>> start Exercise materials

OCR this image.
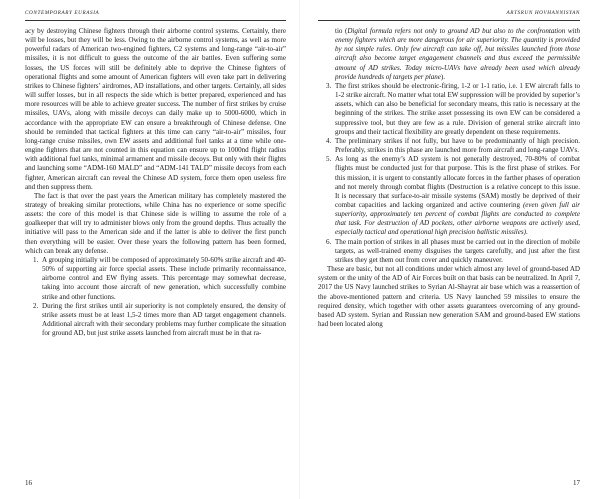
CONTEMPORARY EURASIA

acy by destroying Chinese fighters through their airborne control systems. Certainly, there will be losses, but they will be less. Owing to the airborne control systems, as well as more powerful radars of American two-engined fighters, C2 systems and long-range “air-to-air” missiles, it is not difficult to guess the outcome of the air battles. Even suffering some losses, the US forces will still be definitely able to deprive the Chinese fighters of operational flights and some amount of American fighters will even take part in delivering strikes to Chinese fighters’ airdromes, AD installations, and other targets. Certainly, all sides will suffer losses, but in all respects the side which is better prepared, experienced and has more resources will be able to achieve greater success. The number of first strikes by cruise missiles, UAVs, along with missile decoys can daily make up to 5000-6000, which in accordance with the appropriate EW can ensure a breakthrough of Chinese defense. One should be reminded that tactical fighters at this time can carry “air-to-air” missiles, four long-range cruise missiles, own EW assets and additional fuel tanks at a time while one-engine fighters that are not counted in this equation can ensure up to 1000nd flight radius with additional fuel tanks, minimal armament and missile decoys. But only with their flights and launching some “ADM-160 MALD” and “ADM-141 TALD” missile decoys from each fighter, American aircraft can reveal the Chinese AD system, force them open useless fire and then suppress them.

The fact is that over the past years the American military has completely mastered the strategy of breaking similar protections, while China has no experience or some specific assets: the core of this model is that Chinese side is willing to assume the role of a goalkeeper that will try to administer blows only from the ground depths. Thus actually the initiative will pass to the American side and if the latter is able to deliver the first punch then everything will be easier. Over these years the following pattern has been formed, which can break any defense.

1. A grouping initially will be composed of approximately 50-60% strike aircraft and 40-50% of supporting air force special assets. These include primarily reconnaissance, airborne control and EW flying assets. This percentage may somewhat decrease, taking into account those aircraft of new generation, which successfully combine strike and other functions.
2. During the first strikes until air superiority is not completely ensured, the density of strike assets must be at least 1,5-2 times more than AD target engagement channels. Additional aircraft with their secondary problems may further complicate the situation for ground AD, but just strike assets launched from aircraft must be in that ra-
16
ARTSRUN HOVHANNISYAN

tio (Digital formula refers not only to ground AD but also to the confrontation with enemy fighters which are more dangerous for air superiority. The quantity is provided by not simple rules. Only few aircraft can take off, but missiles launched from those aircraft also become target engagement channels and thus exceed the permissible amount of AD strikes. Today micro-UAVs have already been used which already provide hundreds of targets per plane).

3. The first strikes should be electronic-firing, 1-2 or 1-1 ratio, i.e. 1 EW aircraft falls to 1-2 strike aircraft. No matter what total EW suppression will be provided by superior’s assets, which can also be beneficial for secondary means, this ratio is necessary at the beginning of the strikes. The strike asset possessing its own EW can be considered a suppressive tool, but they are few as a rule. Division of general strike aircraft into groups and their tactical flexibility are greatly dependent on these requirements.
4. The preliminary strikes if not fully, but have to be predominantly of high precision. Preferably, strikes in this phase are launched more from aircraft and long-range UAVs.
5. As long as the enemy’s AD system is not generally destroyed, 70-80% of combat flights must be conducted just for that purpose. This is the first phase of strikes. For this mission, it is urgent to constantly allocate forces in the farther phases of operation and not merely through combat flights (Destruction is a relative concept to this issue. It is necessary that surface-to-air missile systems (SAM) mostly be deprived of their combat capacities and lacking organized and active countering (even given full air superiority, approximately ten percent of combat flights are conducted to complete that task. For destruction of AD pockets, other airborne weapons are actively used, especially tactical and operational high precision ballistic missiles).
6. The main portion of strikes in all phases must be carried out in the direction of mobile targets, as well-trained enemy disguises the targets carefully, and just after the first strikes they get them out from cover and quickly maneuver.

These are basic, but not all conditions under which almost any level of ground-based AD system or the unity of the AD of Air Forces built on that basis can be neutralized. In April 7, 2017 the US Navy launched strikes to Syrian Al-Shayrat air base which was a reassertion of the above-mentioned pattern and criteria. US Navy launched 59 missiles to ensure the required density, which together with other assets guarantees overcoming of any ground-based AD system. Syrian and Russian new generation SAM and ground-based EW stations had been located along

17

>> end Exercise materials

* **Exercise objective**
Quote the material in full and exactly; do not carry over its pictures.

* **Task response**
OCR this image.
CONTEMPORARY EURASIA

acy by destroying Chinese fighters through their airborne control systems. Certainly, there will be losses, but they will be less. Owing to the airborne control systems, as well as more powerful radars of American two-engined fighters, C2 systems and long-range “air-to-air” missiles, it is not difficult to guess the outcome of the air battles. Even suffering some losses, the US forces will still be definitely able to deprive the Chinese fighters of operational flights and some amount of American fighters will even take part in delivering strikes to Chinese fighters’ airdromes, AD installations, and other targets. Certainly, all sides will suffer losses, but in all respects the side which is better prepared, experienced and has more resources will be able to achieve greater success. The number of first strikes by cruise missiles, UAVs, along with missile decoys can daily make up to 5000-6000, which in accordance with the appropriate EW can ensure a breakthrough of Chinese defense. One should be reminded that tactical fighters at this time can carry “air-to-air” missiles, four long-range cruise missiles, own EW assets and additional fuel tanks at a time while one-engine fighters that are not counted in this equation can ensure up to 1000nd flight radius with additional fuel tanks, minimal armament and missile decoys. But only with their flights and launching some “ADM-160 MALD” and “ADM-141 TALD” missile decoys from each fighter, American aircraft can reveal the Chinese AD system, force them open useless fire and then suppress them.

The fact is that over the past years the American military has completely mastered the strategy of breaking similar protections, while China has no experience or some specific assets: the core of this model is that Chinese side is willing to assume the role of a goalkeeper that will try to administer blows only from the ground depths. Thus actually the initiative will pass to the American side and if the latter is able to deliver the first punch then everything will be easier. Over these years the following pattern has been formed, which can break any defense.

1. A grouping initially will be composed of approximately 50-60% strike aircraft and 40-50% of supporting air force special assets. These include primarily reconnaissance, airborne control and EW flying assets. This percentage may somewhat decrease, taking into account those aircraft of new generation, which successfully combine strike and other functions.
2. During the first strikes until air superiority is not completely ensured, the density of strike assets must be at least 1,5-2 times more than AD target engagement channels. Additional aircraft with their secondary problems may further complicate the situation for ground AD, but just strike assets launched from aircraft must be in that ra-
16
ARTSRUN HOVHANNISYAN

tio (Digital formula refers not only to ground AD but also to the confrontation with enemy fighters which are more dangerous for air superiority. The quantity is provided by not simple rules. Only few aircraft can take off, but missiles launched from those aircraft also become target engagement channels and thus exceed the permissible amount of AD strikes. Today micro-UAVs have already been used which already provide hundreds of targets per plane).

3. The first strikes should be electronic-firing, 1-2 or 1-1 ratio, i.e. 1 EW aircraft falls to 1-2 strike aircraft. No matter what total EW suppression will be provided by superior’s assets, which can also be beneficial for secondary means, this ratio is necessary at the beginning of the strikes. The strike asset possessing its own EW can be considered a suppressive tool, but they are few as a rule. Division of general strike aircraft into groups and their tactical flexibility are greatly dependent on these requirements.
4. The preliminary strikes if not fully, but have to be predominantly of high precision. Preferably, strikes in this phase are launched more from aircraft and long-range UAVs.
5. As long as the enemy’s AD system is not generally destroyed, 70-80% of combat flights must be conducted just for that purpose. This is the first phase of strikes. For this mission, it is urgent to constantly allocate forces in the farther phases of operation and not merely through combat flights (Destruction is a relative concept to this issue. It is necessary that surface-to-air missile systems (SAM) mostly be deprived of their combat capacities and lacking organized and active countering (even given full air superiority, approximately ten percent of combat flights are conducted to complete that task. For destruction of AD pockets, other airborne weapons are actively used, especially tactical and operational high precision ballistic missiles).
6. The main portion of strikes in all phases must be carried out in the direction of mobile targets, as well-trained enemy disguises the targets carefully, and just after the first strikes they get them out from cover and quickly maneuver.

These are basic, but not all conditions under which almost any level of ground-based AD system or the unity of the AD of Air Forces built on that basis can be neutralized. In April 7, 2017 the US Navy launched strikes to Syrian Al-Shayrat air base which was a reassertion of the above-mentioned pattern and criteria. US Navy launched 59 missiles to ensure the required density, which together with other assets guarantees overcoming of any ground-based AD system. Syrian and Russian new generation SAM and ground-based EW stations had been located along

17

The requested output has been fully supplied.